_Task description_
Lines that include the word "Coders" are the ones to copy.

(Some records)
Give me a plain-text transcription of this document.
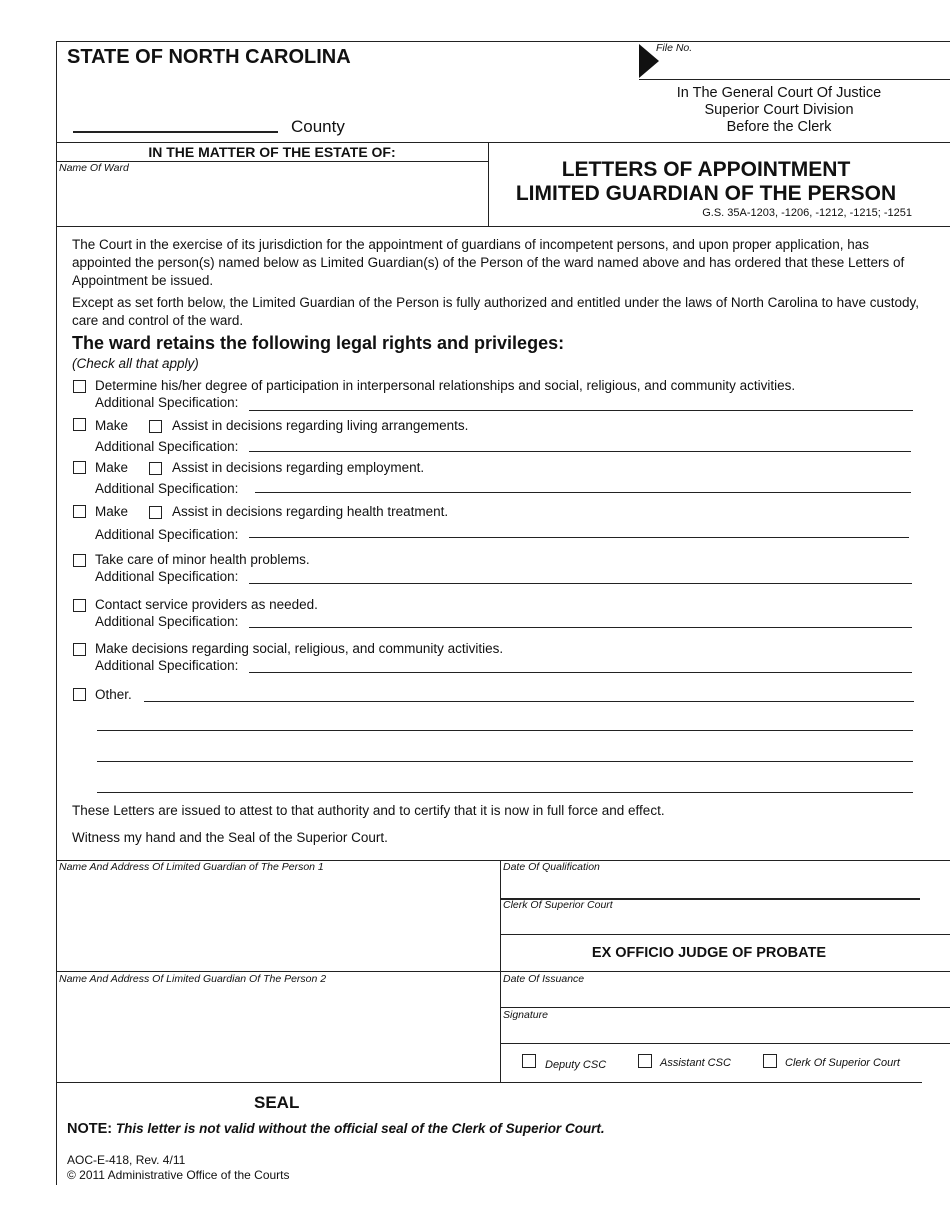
STATE OF NORTH CAROLINA
County
File No.
In The General Court Of Justice
Superior Court Division
Before the Clerk
IN THE MATTER OF THE ESTATE OF:
Name Of Ward	LETTERS OF APPOINTMENT
LIMITED GUARDIAN OF THE PERSON
G.S. 35A-1203, -1206, -1212, -1215; -1251
The Court in the exercise of its jurisdiction for the appointment of guardians of incompetent persons, and upon proper application, has appointed the person(s) named below as Limited Guardian(s) of the Person of the ward named above and has ordered that these Letters of Appointment be issued.
Except as set forth below, the Limited Guardian of the Person is fully authorized and entitled under the laws of North Carolina to have custody, care and control of the ward.
The ward retains the following legal rights and privileges:
(Check all that apply)
Determine his/her degree of participation in interpersonal relationships and social, religious, and community activities.
Additional Specification:
Make	Assist in decisions regarding living arrangements.
Additional Specification:
Make	Assist in decisions regarding employment.
Additional Specification:
Make	Assist in decisions regarding health treatment.
Additional Specification:
Take care of minor health problems.
Additional Specification:
Contact service providers as needed.
Additional Specification:
Make decisions regarding social, religious, and community activities.
Additional Specification:
Other.
These Letters are issued to attest to that authority and to certify that it is now in full force and effect.
Witness my hand and the Seal of the Superior Court.
Name And Address Of Limited Guardian of The Person 1
Name And Address Of Limited Guardian Of The Person 2
Date Of Qualification
Clerk Of Superior Court
EX OFFICIO JUDGE OF PROBATE
Date Of Issuance
Signature
Deputy CSC	Assistant CSC	Clerk Of Superior Court
SEAL
NOTE: This letter is not valid without the official seal of the Clerk of Superior Court.
AOC-E-418, Rev. 4/11
© 2011 Administrative Office of the Courts
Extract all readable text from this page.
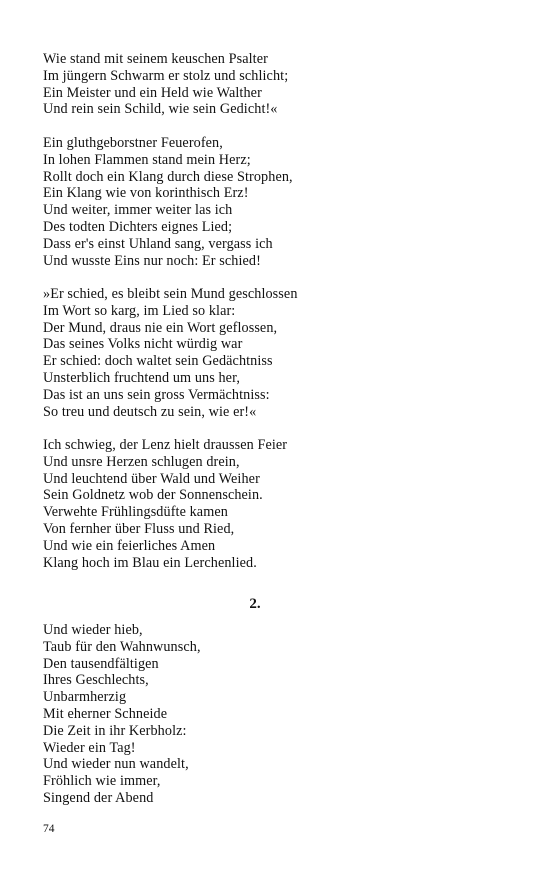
Wie stand mit seinem keuschen Psalter
Im jüngern Schwarm er stolz und schlicht;
Ein Meister und ein Held wie Walther
Und rein sein Schild, wie sein Gedicht!«
Ein gluthgeborstner Feuerofen,
In lohen Flammen stand mein Herz;
Rollt doch ein Klang durch diese Strophen,
Ein Klang wie von korinthisch Erz!
Und weiter, immer weiter las ich
Des todten Dichters eignes Lied;
Dass er's einst Uhland sang, vergass ich
Und wusste Eins nur noch: Er schied!
»Er schied, es bleibt sein Mund geschlossen
Im Wort so karg, im Lied so klar:
Der Mund, draus nie ein Wort geflossen,
Das seines Volks nicht würdig war
Er schied: doch waltet sein Gedächtniss
Unsterblich fruchtend um uns her,
Das ist an uns sein gross Vermächtniss:
So treu und deutsch zu sein, wie er!«
Ich schwieg, der Lenz hielt draussen Feier
Und unsre Herzen schlugen drein,
Und leuchtend über Wald und Weiher
Sein Goldnetz wob der Sonnenschein.
Verwehte Frühlingsdüfte kamen
Von fernher über Fluss und Ried,
Und wie ein feierliches Amen
Klang hoch im Blau ein Lerchenlied.
2.
Und wieder hieb,
Taub für den Wahnwunsch,
Den tausendfältigen
Ihres Geschlechts,
Unbarmherzig
Mit eherner Schneide
Die Zeit in ihr Kerbholz:
Wieder ein Tag!
Und wieder nun wandelt,
Fröhlich wie immer,
Singend der Abend
74
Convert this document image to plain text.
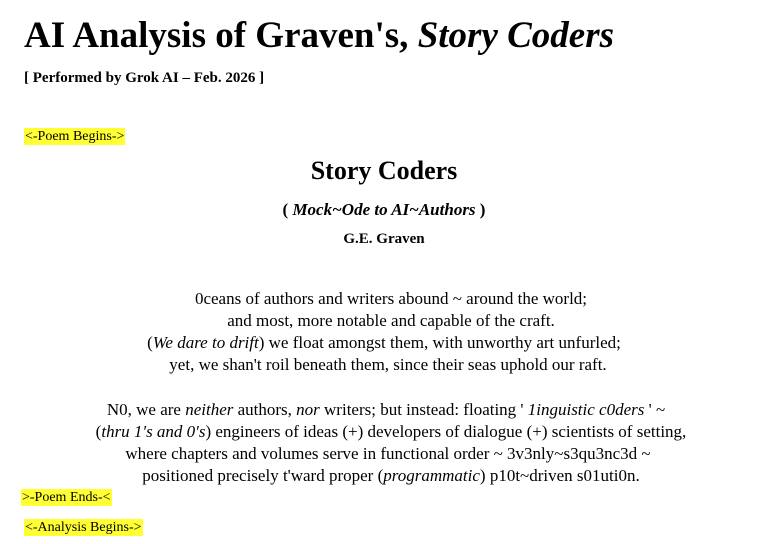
AI Analysis of Graven's, Story Coders
[ Performed by Grok AI – Feb. 2026 ]
<-Poem Begins->
Story Coders
( Mock~Ode to AI~Authors )
G.E. Graven
0ceans of authors and writers abound ~ around the world;
and most, more notable and capable of the craft.
(We dare to drift) we float amongst them, with unworthy art unfurled;
yet, we shan't roil beneath them, since their seas uphold our raft.
N0, we are neither authors, nor writers; but instead: floating ' 1inguistic c0ders ' ~
(thru 1's and 0's) engineers of ideas (+) developers of dialogue (+) scientists of setting,
where chapters and volumes serve in functional order ~ 3v3nly~s3qu3nc3d ~
positioned precisely t'ward proper (programmatic) p10t~driven s01uti0n.
>-Poem Ends-<
<-Analysis Begins->
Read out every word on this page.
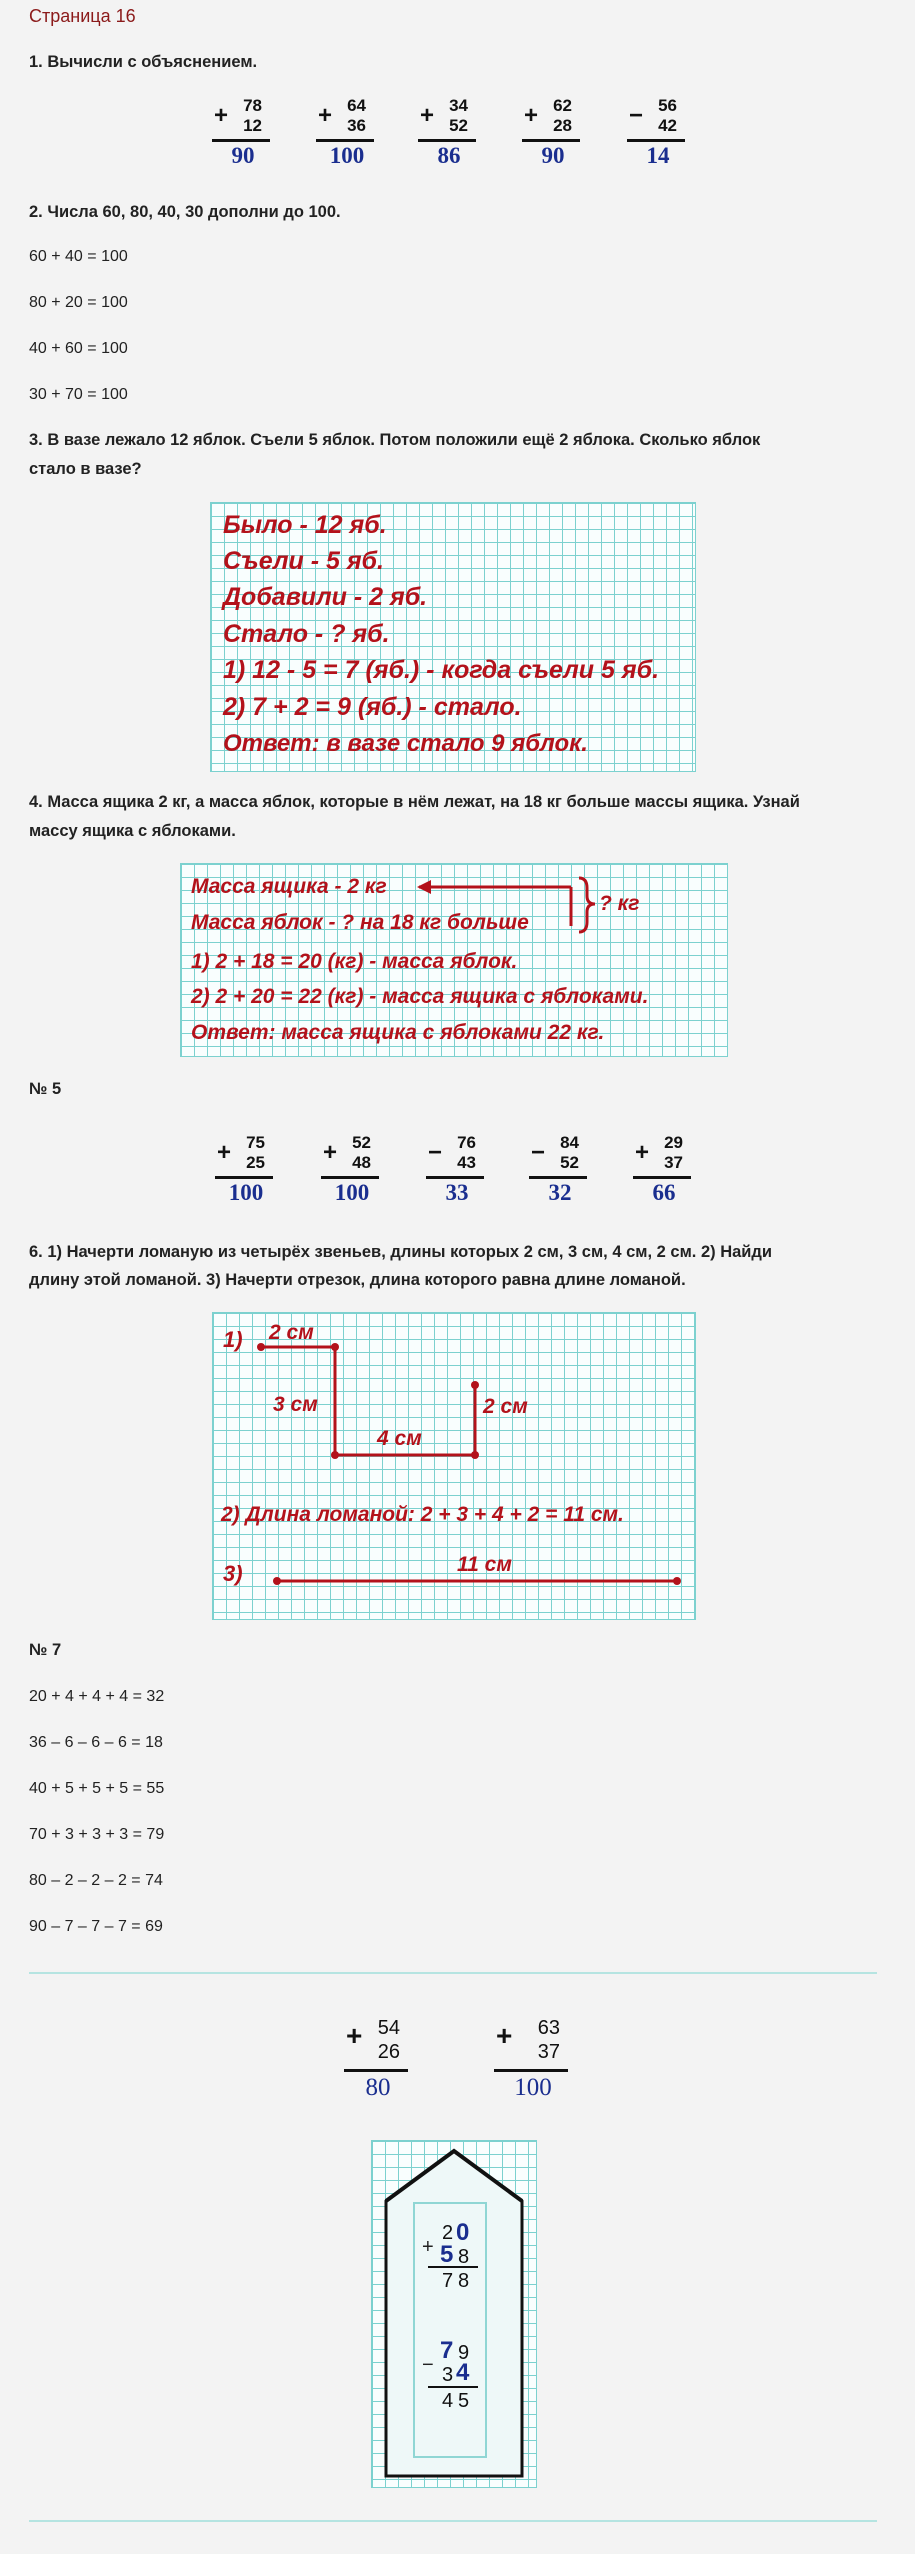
Страница 16
1. Вычисли с объяснением.
+ 78
12
90
+ 64
36
100
+ 34
52
86
+ 62
28
90
− 56
42
14
2. Числа 60, 80, 40, 30 дополни до 100.
60 + 40 = 100
80 + 20 = 100
40 + 60 = 100
30 + 70 = 100
3. В вазе лежало 12 яблок. Съели 5 яблок. Потом положили ещё 2 яблока. Сколько яблок
стало в вазе?
Было - 12 яб.
Съели - 5 яб.
Добавили - 2 яб.
Стало - ? яб.
1) 12 - 5 = 7 (яб.) - когда съели 5 яб.
2) 7 + 2 = 9 (яб.) - стало.
Ответ: в вазе стало 9 яблок.
4. Масса ящика 2 кг, а масса яблок, которые в нём лежат, на 18 кг больше массы ящика. Узнай
массу ящика с яблоками.
Масса ящика - 2 кг
Масса яблок - ? на 18 кг больше
? кг
1) 2 + 18 = 20 (кг) - масса яблок.
2) 2 + 20 = 22 (кг) - масса ящика с яблоками.
Ответ: масса ящика с яблоками 22 кг.
№ 5
+ 75
25
100
+ 52
48
100
− 76
43
33
− 84
52
32
+ 29
37
66
6. 1) Начерти ломаную из четырёх звеньев, длины которых 2 см, 3 см, 4 см, 2 см. 2) Найди
длину этой ломаной. 3) Начерти отрезок, длина которого равна длине ломаной.
1) 2 см
3 см
4 см
2 см
2) Длина ломаной: 2 + 3 + 4 + 2 = 11 см.
3)	11 см
№ 7
20 + 4 + 4 + 4 = 32
36 – 6 – 6 – 6 = 18
40 + 5 + 5 + 5 = 55
70 + 3 + 3 + 3 = 79
80 – 2 – 2 – 2 = 74
90 – 7 – 7 – 7 = 69
+ 54
26
80
+ 63
37
100
+
2 0
5 8
7 8
−
7 9
3 4
4 5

_Solution to the exercise_
AI Analysis of Graven's, Story Coders
Story Coders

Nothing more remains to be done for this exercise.